» AIM OF THE EXERCISE
Write out all of the data without omission, exactly as shown.
## START MATERIAL TO PROCESS
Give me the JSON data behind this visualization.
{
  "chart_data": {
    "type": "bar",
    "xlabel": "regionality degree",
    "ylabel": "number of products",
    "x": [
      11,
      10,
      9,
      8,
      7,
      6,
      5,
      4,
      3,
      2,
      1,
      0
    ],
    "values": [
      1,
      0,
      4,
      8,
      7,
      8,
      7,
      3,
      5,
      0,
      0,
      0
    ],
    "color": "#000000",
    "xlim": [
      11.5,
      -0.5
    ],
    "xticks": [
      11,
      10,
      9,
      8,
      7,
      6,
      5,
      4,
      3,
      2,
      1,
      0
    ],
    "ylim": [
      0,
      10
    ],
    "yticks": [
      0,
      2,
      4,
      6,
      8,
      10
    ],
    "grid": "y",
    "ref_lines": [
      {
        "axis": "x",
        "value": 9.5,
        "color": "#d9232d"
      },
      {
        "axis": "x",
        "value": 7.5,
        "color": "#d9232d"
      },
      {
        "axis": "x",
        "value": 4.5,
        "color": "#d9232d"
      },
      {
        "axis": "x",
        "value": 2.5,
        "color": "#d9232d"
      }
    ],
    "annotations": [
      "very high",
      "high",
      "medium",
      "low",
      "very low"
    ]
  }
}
## END MATERIAL TO PROCESS
» SOLUTION BELOW
Give me the JSON data behind this visualization.
{
  "chart_data": {
    "type": "bar",
    "xlabel": "regionality degree",
    "ylabel": "number of products",
    "x": [
      11,
      10,
      9,
      8,
      7,
      6,
      5,
      4,
      3,
      2,
      1,
      0
    ],
    "values": [
      1,
      0,
      4,
      8,
      7,
      8,
      7,
      3,
      5,
      0,
      0,
      0
    ],
    "color": "#000000",
    "xlim": [
      11.5,
      -0.5
    ],
    "xticks": [
      11,
      10,
      9,
      8,
      7,
      6,
      5,
      4,
      3,
      2,
      1,
      0
    ],
    "ylim": [
      0,
      10
    ],
    "yticks": [
      0,
      2,
      4,
      6,
      8,
      10
    ],
    "grid": "y",
    "ref_lines": [
      {
        "axis": "x",
        "value": 9.5,
        "color": "#d9232d"
      },
      {
        "axis": "x",
        "value": 7.5,
        "color": "#d9232d"
      },
      {
        "axis": "x",
        "value": 4.5,
        "color": "#d9232d"
      },
      {
        "axis": "x",
        "value": 2.5,
        "color": "#d9232d"
      }
    ],
    "annotations": [
      "very high",
      "high",
      "medium",
      "low",
      "very low"
    ]
  }
}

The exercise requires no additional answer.